#### Reading passage
16 April 2024


By David Allen, Development for Conservation


In my practice, I have come to make several nomenclature distinctions. These are oversimplified, to be sure, but they serve to help ensure my clients and I are talking about the same things when we use the same words. And that’s not always the case! I’m sharing them here with you, not necessarily because I think I’m right about all this, but rather because making sure we’re all talking about the same things is important.

By all means, feel free to chime in.


Communications is the process of transmitting information between a source and an audience. The daily weather, hours of operation, views of particular candidates, closing a land deal, how many, and how much are all examples of this type of information sharing. All of the information disseminated by an organization to its various audiences counts as “communications” regardless of media.

Communications becomes strategic, when there exists long-term intentional purpose – to “move” people from one level of understanding to another. To identify with a specific watershed, perhaps, or to see the value in land and water conservation.

Outreach and Communications are closely related, except that Outreach more often relates to communicating with specific defined audiences, such as young adults, birders, or people living in a specific community. Outreach is targeted communications. But I also associate “outreach” with an invitation for some active engagement – hiking, or paddling, or attending an event.

Branding relates to an organization’s reputation, which in turn relates to how well people understand what the organization does and how they “feel” about it. When someone sees something that came from you – a trail sign, a newsletter, an email – does it reinforce what they thought about you, or does it further confuse them? From a fundraising perspective, one of the most important aspects of branding is how successful you look. Organizations that are clearly operating on a shoestring barely making budget every year, or who make sloppy mistakes trying to move too fast because they’re overloaded (think even grammar and spelling), do not convey the sustainability and permanence that might attract very large gifts. “How can I tell you’ll be around in ten years?

Especially in conservation work, branding also relates to how privileged, how white, and how old the world sees you. When people look at your communications materials – at the pictures in the materials – can they relate? Do they see people in the pictures who look like them – or at least their close friends?

A small but important part of branding is visual identity. Visual Identity is the logo, the typeface, the color schemes, the types of photos and graphics, and even the layout of your communications pieces. Visual Identity answers this question: Can someone easily tell that any two communications pieces came from the same organization? It can feel unnecessarily stifling, but if people can tell it came from you even without reading it, that alone has significant communications value.
########
Task goal: Pick up the piece on communications terms after its last paragraph, on visual identity, and keep writing it in the same voice.
#### Material provided
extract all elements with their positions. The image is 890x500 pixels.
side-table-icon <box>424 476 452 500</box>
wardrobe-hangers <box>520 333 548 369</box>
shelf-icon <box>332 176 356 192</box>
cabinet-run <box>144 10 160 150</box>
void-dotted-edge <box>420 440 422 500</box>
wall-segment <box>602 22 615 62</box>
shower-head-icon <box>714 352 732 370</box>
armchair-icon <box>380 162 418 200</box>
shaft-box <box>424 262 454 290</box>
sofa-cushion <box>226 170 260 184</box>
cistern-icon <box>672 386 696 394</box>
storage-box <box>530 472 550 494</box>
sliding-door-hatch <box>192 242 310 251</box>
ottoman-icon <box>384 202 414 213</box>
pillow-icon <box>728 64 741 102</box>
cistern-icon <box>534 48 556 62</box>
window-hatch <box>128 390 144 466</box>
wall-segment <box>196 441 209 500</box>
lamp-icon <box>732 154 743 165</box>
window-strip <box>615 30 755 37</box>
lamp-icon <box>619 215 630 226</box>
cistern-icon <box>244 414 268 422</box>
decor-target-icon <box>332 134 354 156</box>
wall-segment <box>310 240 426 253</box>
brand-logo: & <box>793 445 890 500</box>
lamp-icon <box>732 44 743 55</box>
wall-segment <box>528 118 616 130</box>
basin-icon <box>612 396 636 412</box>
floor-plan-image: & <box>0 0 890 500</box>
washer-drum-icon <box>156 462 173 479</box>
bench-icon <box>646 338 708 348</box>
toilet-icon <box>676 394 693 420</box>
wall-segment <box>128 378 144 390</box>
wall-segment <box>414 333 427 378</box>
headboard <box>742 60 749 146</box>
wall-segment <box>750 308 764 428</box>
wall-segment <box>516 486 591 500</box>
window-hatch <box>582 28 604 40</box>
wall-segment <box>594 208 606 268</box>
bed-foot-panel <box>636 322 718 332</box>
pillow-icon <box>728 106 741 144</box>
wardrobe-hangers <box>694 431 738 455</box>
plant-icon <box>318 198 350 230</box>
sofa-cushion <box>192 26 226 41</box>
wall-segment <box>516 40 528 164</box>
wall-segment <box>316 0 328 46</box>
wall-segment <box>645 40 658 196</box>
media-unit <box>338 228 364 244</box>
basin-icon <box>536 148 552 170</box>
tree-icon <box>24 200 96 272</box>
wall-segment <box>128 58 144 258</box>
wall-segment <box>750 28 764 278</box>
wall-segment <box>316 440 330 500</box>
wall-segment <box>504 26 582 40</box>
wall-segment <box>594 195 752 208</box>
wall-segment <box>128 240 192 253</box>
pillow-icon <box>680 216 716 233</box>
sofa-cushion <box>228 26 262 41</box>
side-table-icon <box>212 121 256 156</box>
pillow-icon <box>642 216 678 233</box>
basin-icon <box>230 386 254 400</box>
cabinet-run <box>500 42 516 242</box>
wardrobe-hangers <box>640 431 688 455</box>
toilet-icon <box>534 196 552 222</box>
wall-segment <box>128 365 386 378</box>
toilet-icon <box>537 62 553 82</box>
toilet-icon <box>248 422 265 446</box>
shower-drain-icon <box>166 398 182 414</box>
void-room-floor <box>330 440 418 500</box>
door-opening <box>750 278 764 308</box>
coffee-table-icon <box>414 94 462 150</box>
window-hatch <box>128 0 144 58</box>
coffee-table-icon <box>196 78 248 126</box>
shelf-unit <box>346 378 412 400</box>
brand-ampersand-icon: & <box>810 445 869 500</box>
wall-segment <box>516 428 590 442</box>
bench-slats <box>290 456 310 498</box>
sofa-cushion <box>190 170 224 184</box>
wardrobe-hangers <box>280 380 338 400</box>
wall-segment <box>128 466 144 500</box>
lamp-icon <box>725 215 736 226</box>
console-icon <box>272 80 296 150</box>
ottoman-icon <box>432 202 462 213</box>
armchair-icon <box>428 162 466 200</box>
########
Answer to this exercise:
Marketing implies an embedded call to action. Organizations typically want audiences to donate (money, real property, real estate), volunteer (time, expertise, advice), or support a particular issue by voting (a bond measure, for example). The “ask” makes it marketing. Marketing often gets confused with fundraising, but the two are very different. I think of marketing as bringing new people into the tent, and fundraising as how an organization relates to those already there. Marketing only rarely produces net positive income.

Revenue includes the totality of income sources, including merchandise sales, interest and dividends, income from endowment, and so on. Note that a revenue plan might include federal and/or state grants, whereas a fundraising plan would not (agency grants are fee-for-service and not charitably given).

Fundraising will include everything an organization does to raise money from individuals, foundations, and corporations. Fundraising plans might include bake sales, auctions, raffles, sponsored runs or bike events – items that are more transactional and might not be fully tax-deductible. But they are primarily focused on “gifts” – membership, special appeals, social media campaigns, major gift cultivation, capital campaigns, and even planned giving.

Donor Development is about targeting specific appeals to specific individuals. In my consulting, I use Major Gift Development, Donor Development, and Advancement interchangeably. We should probably add Donor Relations to that list. These terms imply deliberate and strategic cultivation and solicitation of individual gift decision-makers. (And I am beginning to like Donor Relations as the name for a Board committee better than Fundraising or Development.


So how can you use this information?

Well first of all, we need to be setting aside time to be intentional. Who are we targeting? What are we asking them to do? Does each activity have a purpose? A goal? Or are we just “spewing”? How are we measuring the results? Can we carry the same messaging across different communications channels and over a longer period of time for compounding effect?

Second, we need to make sure these activities are appropriately funded. If we expect outreach or marketing events to raise money, we need to make sure our existing members and donors are invited. And we need to make sure we include enough funding to properly measure and evaluate the results.

Also – take some time to consider the messenger. If all of our communication essentially boils down to us talking about ourselves, that has limited value. But when we strategically incorporate other voices – Board directors, volunteers, event participants, donors, and so on – we multiply the communications value. How much it gets multiplied depends on the messenger.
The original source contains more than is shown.